Can you put the lines of the entries below into a JSON list of strings, one string per line with blank lines left out, beginning at the first line of the entries and stopping after the line that contains "bar-track: 36 13.7% xyxy=(150,232,430,269)"?

**Exercise material**:

>> START

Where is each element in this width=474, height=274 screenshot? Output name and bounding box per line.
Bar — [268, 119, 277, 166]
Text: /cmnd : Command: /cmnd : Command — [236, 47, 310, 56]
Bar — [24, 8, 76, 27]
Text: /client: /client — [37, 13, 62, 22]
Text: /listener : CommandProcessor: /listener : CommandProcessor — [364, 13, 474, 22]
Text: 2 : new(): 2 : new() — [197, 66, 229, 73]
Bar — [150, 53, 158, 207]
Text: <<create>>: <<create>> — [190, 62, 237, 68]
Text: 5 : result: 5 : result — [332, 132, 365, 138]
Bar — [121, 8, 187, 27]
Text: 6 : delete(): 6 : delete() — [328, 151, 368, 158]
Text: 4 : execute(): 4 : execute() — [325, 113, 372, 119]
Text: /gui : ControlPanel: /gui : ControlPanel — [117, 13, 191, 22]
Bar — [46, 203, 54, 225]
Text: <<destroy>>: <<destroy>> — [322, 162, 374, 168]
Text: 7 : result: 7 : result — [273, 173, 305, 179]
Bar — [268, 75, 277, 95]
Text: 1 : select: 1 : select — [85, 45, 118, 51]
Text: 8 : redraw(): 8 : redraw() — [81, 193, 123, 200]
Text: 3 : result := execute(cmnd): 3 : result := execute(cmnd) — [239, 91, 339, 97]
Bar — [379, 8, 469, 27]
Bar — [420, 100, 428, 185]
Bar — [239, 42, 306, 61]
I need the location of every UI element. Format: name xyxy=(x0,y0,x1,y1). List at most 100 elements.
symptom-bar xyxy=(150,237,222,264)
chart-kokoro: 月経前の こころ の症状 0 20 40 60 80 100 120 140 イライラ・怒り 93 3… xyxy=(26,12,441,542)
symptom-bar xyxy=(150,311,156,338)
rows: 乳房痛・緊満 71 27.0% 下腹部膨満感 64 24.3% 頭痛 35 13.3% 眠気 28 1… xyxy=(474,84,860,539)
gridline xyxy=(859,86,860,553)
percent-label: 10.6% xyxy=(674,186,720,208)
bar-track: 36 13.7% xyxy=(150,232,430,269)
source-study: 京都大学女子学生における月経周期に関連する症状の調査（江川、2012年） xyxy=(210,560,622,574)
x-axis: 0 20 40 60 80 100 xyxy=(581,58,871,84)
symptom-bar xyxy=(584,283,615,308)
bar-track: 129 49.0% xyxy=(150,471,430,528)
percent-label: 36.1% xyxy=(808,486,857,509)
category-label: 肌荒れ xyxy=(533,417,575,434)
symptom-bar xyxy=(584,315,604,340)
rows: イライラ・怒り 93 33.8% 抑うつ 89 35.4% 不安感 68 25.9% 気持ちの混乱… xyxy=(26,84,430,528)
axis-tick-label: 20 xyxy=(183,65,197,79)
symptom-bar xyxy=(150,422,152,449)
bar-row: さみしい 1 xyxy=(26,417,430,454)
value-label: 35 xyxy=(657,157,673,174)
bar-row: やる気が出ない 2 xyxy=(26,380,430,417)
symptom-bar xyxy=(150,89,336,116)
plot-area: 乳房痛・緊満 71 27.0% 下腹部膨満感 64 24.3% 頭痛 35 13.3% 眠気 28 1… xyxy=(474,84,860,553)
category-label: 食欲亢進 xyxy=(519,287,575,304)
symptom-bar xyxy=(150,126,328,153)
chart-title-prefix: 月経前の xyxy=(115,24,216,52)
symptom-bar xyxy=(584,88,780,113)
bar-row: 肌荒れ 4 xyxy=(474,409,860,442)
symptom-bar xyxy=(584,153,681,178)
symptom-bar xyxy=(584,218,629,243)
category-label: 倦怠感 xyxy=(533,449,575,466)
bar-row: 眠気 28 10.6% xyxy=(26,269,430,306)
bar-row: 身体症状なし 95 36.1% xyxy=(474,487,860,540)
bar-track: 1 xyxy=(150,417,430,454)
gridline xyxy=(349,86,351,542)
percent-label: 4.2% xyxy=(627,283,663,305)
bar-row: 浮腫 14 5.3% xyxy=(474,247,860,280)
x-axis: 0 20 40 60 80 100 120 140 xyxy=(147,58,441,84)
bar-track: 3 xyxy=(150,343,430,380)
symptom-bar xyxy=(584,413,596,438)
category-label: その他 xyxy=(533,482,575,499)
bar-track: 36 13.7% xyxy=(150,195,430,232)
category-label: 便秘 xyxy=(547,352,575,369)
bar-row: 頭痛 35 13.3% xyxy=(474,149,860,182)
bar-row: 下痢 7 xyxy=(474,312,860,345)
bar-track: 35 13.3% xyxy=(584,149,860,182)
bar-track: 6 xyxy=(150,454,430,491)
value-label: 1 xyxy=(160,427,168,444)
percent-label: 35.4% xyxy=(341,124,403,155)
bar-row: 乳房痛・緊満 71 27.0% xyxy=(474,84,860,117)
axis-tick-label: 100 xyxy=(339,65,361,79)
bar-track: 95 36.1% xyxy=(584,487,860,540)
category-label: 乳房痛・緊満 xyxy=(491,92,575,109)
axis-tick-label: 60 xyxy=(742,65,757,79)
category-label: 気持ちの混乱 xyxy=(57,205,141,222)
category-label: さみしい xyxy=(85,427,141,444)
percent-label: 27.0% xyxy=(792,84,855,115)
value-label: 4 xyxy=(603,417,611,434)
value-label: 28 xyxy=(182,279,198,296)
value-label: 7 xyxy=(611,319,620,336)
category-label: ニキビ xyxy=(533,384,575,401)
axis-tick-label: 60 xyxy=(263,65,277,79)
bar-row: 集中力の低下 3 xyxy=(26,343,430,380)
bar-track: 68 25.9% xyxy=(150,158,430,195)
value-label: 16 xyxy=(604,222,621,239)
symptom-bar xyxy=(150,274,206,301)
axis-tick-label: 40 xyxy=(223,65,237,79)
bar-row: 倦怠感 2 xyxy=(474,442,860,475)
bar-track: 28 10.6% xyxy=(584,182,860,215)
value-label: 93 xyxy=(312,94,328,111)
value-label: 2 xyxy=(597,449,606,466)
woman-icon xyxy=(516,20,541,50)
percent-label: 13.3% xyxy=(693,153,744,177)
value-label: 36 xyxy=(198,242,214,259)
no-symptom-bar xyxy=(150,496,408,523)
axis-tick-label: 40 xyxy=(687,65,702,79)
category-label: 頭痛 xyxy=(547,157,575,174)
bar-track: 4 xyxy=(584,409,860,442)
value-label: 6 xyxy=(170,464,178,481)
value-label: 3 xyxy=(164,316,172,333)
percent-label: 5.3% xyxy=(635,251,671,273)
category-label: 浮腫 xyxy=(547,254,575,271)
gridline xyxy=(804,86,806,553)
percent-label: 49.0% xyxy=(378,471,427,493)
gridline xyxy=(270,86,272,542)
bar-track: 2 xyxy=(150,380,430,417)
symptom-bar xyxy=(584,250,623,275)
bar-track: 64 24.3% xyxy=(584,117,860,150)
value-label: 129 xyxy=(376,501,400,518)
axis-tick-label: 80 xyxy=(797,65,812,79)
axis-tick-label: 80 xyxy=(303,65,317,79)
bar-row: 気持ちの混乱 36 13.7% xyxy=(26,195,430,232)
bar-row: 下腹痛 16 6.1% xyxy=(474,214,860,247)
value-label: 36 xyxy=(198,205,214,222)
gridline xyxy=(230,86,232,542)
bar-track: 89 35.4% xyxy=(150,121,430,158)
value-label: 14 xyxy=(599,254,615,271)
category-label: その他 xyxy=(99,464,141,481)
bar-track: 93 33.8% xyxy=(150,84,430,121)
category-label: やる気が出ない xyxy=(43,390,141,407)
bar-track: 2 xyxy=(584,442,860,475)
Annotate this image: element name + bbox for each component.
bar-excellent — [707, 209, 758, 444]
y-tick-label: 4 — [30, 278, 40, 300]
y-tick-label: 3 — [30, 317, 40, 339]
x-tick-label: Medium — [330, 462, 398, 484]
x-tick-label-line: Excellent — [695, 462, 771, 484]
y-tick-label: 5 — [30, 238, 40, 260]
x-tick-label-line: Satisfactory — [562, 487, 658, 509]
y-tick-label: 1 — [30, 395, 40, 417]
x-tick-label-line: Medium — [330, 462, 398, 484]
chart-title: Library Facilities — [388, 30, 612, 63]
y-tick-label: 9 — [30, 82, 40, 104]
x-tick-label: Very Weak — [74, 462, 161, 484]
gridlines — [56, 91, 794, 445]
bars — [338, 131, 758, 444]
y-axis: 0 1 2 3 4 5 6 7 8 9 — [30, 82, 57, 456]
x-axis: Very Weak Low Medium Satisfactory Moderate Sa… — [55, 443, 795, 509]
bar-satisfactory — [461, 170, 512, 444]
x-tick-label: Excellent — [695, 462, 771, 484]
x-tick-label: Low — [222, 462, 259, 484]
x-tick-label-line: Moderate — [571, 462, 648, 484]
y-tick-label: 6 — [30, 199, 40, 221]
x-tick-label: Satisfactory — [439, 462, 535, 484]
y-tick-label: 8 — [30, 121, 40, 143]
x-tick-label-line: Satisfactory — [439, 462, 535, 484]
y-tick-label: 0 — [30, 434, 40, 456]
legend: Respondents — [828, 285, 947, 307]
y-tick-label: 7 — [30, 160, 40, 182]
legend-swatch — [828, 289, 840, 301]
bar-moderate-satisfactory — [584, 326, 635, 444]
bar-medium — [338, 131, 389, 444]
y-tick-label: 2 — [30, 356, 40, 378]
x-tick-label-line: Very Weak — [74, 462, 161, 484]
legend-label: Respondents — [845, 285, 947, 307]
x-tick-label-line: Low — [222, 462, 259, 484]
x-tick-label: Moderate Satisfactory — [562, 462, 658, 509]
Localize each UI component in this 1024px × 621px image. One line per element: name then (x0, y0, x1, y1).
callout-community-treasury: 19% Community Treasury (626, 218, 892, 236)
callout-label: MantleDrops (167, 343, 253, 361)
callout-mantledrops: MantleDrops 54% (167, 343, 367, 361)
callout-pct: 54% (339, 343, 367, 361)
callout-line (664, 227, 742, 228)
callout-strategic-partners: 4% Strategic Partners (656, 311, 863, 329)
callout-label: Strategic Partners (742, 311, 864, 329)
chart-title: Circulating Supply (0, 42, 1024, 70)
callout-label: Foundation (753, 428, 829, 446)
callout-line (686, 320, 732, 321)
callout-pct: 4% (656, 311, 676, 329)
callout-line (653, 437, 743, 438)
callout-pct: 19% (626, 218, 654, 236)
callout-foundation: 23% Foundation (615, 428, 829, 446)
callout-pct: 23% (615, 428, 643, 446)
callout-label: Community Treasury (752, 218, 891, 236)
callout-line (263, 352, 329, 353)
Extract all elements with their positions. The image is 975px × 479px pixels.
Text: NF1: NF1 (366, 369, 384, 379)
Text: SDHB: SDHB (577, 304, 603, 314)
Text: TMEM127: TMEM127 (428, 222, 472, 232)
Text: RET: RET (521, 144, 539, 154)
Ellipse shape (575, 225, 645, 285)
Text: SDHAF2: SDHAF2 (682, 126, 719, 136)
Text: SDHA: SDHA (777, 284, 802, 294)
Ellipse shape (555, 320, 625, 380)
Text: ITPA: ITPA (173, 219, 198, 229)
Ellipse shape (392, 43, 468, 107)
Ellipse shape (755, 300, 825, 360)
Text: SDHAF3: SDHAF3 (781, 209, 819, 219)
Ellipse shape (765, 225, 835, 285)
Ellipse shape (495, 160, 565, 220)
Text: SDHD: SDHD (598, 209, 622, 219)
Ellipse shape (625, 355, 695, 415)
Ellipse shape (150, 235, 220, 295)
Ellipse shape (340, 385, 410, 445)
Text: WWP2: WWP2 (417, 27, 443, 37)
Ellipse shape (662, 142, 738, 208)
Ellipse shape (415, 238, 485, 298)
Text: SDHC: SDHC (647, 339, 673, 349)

>> END

**Written answer**:
[
  "Where is each element in this width=474, height=274 screenshot? Output name and bounding box per line.",
  "Bar — [268, 119, 277, 166]",
  "Text: /cmnd : Command: /cmnd : Command — [236, 47, 310, 56]",
  "Bar — [24, 8, 76, 27]",
  "Text: /client: /client — [37, 13, 62, 22]",
  "Text: /listener : CommandProcessor: /listener : CommandProcessor — [364, 13, 474, 22]",
  "Text: 2 : new(): 2 : new() — [197, 66, 229, 73]",
  "Bar — [150, 53, 158, 207]",
  "Text: <<create>>: <<create>> — [190, 62, 237, 68]",
  "Text: 5 : result: 5 : result — [332, 132, 365, 138]",
  "Bar — [121, 8, 187, 27]",
  "Text: 6 : delete(): 6 : delete() — [328, 151, 368, 158]",
  "Text: 4 : execute(): 4 : execute() — [325, 113, 372, 119]",
  "Text: /gui : ControlPanel: /gui : ControlPanel — [117, 13, 191, 22]",
  "Bar — [46, 203, 54, 225]",
  "Text: <<destroy>>: <<destroy>> — [322, 162, 374, 168]",
  "Text: 7 : result: 7 : result — [273, 173, 305, 179]",
  "Bar — [268, 75, 277, 95]",
  "Text: 1 : select: 1 : select — [85, 45, 118, 51]",
  "Text: 8 : redraw(): 8 : redraw() — [81, 193, 123, 200]",
  "Text: 3 : result := execute(cmnd): 3 : result := execute(cmnd) — [239, 91, 339, 97]",
  "Bar — [379, 8, 469, 27]",
  "Bar — [420, 100, 428, 185]",
  "Bar — [239, 42, 306, 61]",
  "I need the location of every UI element. Format: name xyxy=(x0,y0,x1,y1). List at most 100 elements.",
  "symptom-bar xyxy=(150,237,222,264)",
  "chart-kokoro: 月経前の こころ の症状 0 20 40 60 80 100 120 140 イライラ・怒り 93 3… xyxy=(26,12,441,542)",
  "symptom-bar xyxy=(150,311,156,338)",
  "rows: 乳房痛・緊満 71 27.0% 下腹部膨満感 64 24.3% 頭痛 35 13.3% 眠気 28 1… xyxy=(474,84,860,539)",
  "gridline xyxy=(859,86,860,553)",
  "percent-label: 10.6% xyxy=(674,186,720,208)",
  "bar-track: 36 13.7% xyxy=(150,232,430,269)"
]